#### STATED PROBLEM
Copy the lines of the data below without any changes, starting at the line that contains "- x-axis-label: 1月 15: [210, 572, 266, 593]" and ending at the line that contains "- legend-label: 1 / (Malaysian", including both of those lines.

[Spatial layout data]
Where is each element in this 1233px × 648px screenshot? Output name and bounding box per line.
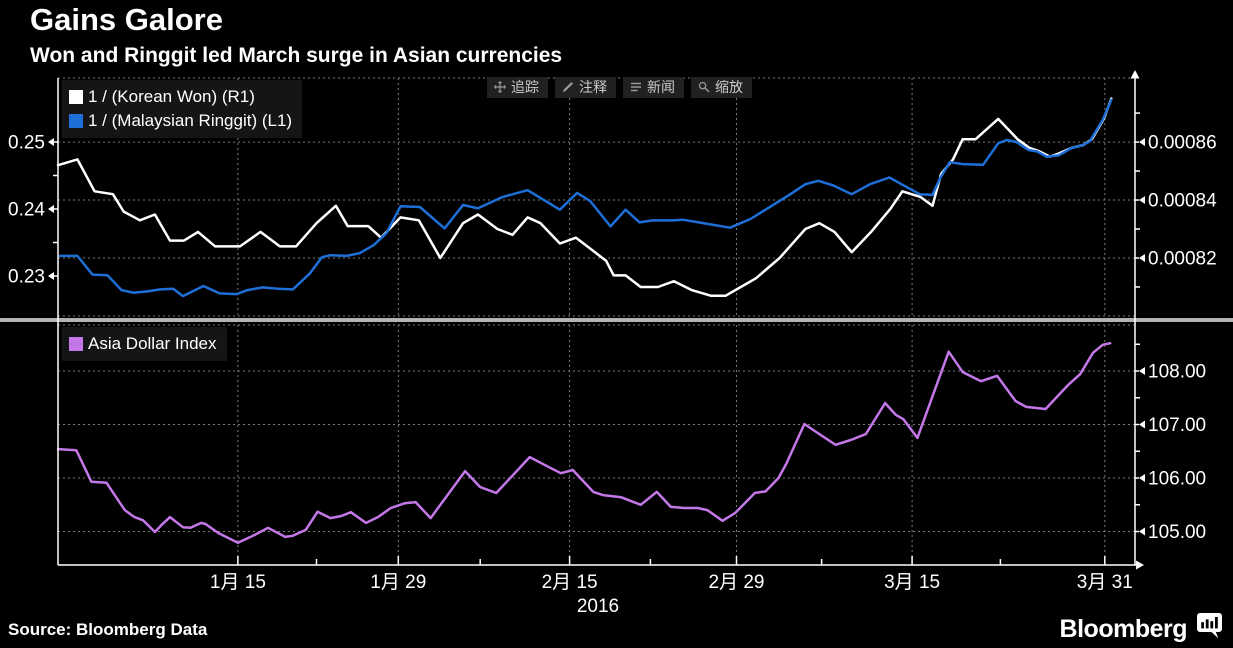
- x-axis-label: 1月 15: [210, 572, 266, 593]
- bloomberg-logo-icon: [1196, 612, 1223, 646]
- legend-item[interactable]: Asia Dollar Index: [69, 332, 217, 356]
- legend-item[interactable]: 1 / (Malaysian Ringgit) (L1): [69, 109, 292, 133]
- legend-label: Asia Dollar Index: [88, 334, 217, 353]
- bloomberg-brand: Bloomberg: [1060, 612, 1223, 646]
- legend-swatch-won: [69, 90, 83, 104]
- toolbar-button-label: 注释: [579, 79, 607, 95]
- toolbar-button-label: 追踪: [511, 79, 539, 95]
- bloomberg-wordmark: Bloomberg: [1059, 614, 1188, 643]
- toolbar-button-magnifier[interactable]: 缩放: [691, 77, 752, 98]
- news-icon: [630, 81, 642, 93]
- legend-label: 1 / (Malaysian Ringgit) (L1): [88, 111, 293, 130]
- legend-asia-dollar-index: Asia Dollar Index: [62, 327, 227, 361]
- x-axis-year-label: 2016: [577, 596, 619, 617]
- toolbar-button-label: 缩放: [715, 79, 743, 95]
- right-axis-label: 106.00: [1148, 469, 1206, 490]
- legend-currencies: 1 / (Korean Won) (R1) 1 / (Malaysian Ring…: [62, 80, 303, 138]
- toolbar-button-label: 新闻: [647, 79, 675, 95]
- chart-header: Gains Galore Won and Ringgit led March s…: [30, 0, 562, 68]
- right-axis-label: 0.00082: [1148, 249, 1217, 270]
- series-line-ringgit: [58, 98, 1113, 298]
- legend-item[interactable]: 1 / (Korean Won) (R1): [69, 85, 292, 109]
- chart-toolbar: 追踪 注释 新闻 缩放: [487, 77, 752, 98]
- pencil-icon: [562, 81, 574, 93]
- toolbar-button-news[interactable]: 新闻: [623, 77, 684, 98]
- left-axis-label: 0.23: [8, 266, 45, 287]
- toolbar-button-crosshair[interactable]: 追踪: [487, 77, 548, 98]
- series-line-won: [56, 97, 1113, 297]
- panel-separator: [0, 318, 1233, 322]
- right-axis-label: 108.00: [1148, 362, 1206, 383]
- left-axis-label: 0.25: [8, 132, 45, 153]
- right-axis-label: 105.00: [1148, 522, 1206, 543]
- page-subtitle: Won and Ringgit led March surge in Asian…: [30, 44, 563, 67]
- legend-swatch-adxy: [69, 337, 83, 351]
- crosshair-icon: [494, 81, 506, 93]
- x-axis-label: 2月 15: [542, 572, 598, 593]
- x-axis-label: 2月 29: [709, 572, 765, 593]
- x-axis-label: 3月 15: [884, 572, 940, 593]
- legend-swatch-ringgit: [69, 114, 83, 128]
- left-axis-label: 0.24: [8, 199, 45, 220]
- series-line-adxy: [56, 341, 1112, 544]
- x-axis-label: 3月 31: [1077, 572, 1133, 593]
- magnifier-icon: [698, 81, 710, 93]
- legend-label: 1 / (Korean Won) (R1): [88, 87, 255, 106]
- right-axis-label: 0.00086: [1148, 133, 1217, 154]
- toolbar-button-pencil[interactable]: 注释: [555, 77, 616, 98]
- source-note: Source: Bloomberg Data: [8, 620, 208, 639]
- right-axis-label: 0.00084: [1148, 191, 1217, 212]
- page-title: Gains Galore: [30, 2, 223, 37]
- x-axis-label: 1月 29: [370, 572, 426, 593]
- right-axis-label: 107.00: [1148, 415, 1206, 436]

#### EXERCISE RESULT
- x-axis-label: 1月 15: [210, 572, 266, 593]
- bloomberg-logo-icon: [1196, 612, 1223, 646]
- legend-item[interactable]: Asia Dollar Index: [69, 332, 217, 356]
- legend-item[interactable]: 1 / (Malaysian Ringgit) (L1): [69, 109, 292, 133]
- legend-label: Asia Dollar Index: [88, 334, 217, 353]
- bloomberg-brand: Bloomberg: [1060, 612, 1223, 646]
- legend-swatch-won: [69, 90, 83, 104]
- toolbar-button-label: 注释: [579, 79, 607, 95]
- toolbar-button-label: 追踪: [511, 79, 539, 95]
- bloomberg-wordmark: Bloomberg: [1059, 614, 1188, 643]
- toolbar-button-magnifier[interactable]: 缩放: [691, 77, 752, 98]
- news-icon: [630, 81, 642, 93]
- legend-label: 1 / (Malaysian Ringgit) (L1): [88, 111, 293, 130]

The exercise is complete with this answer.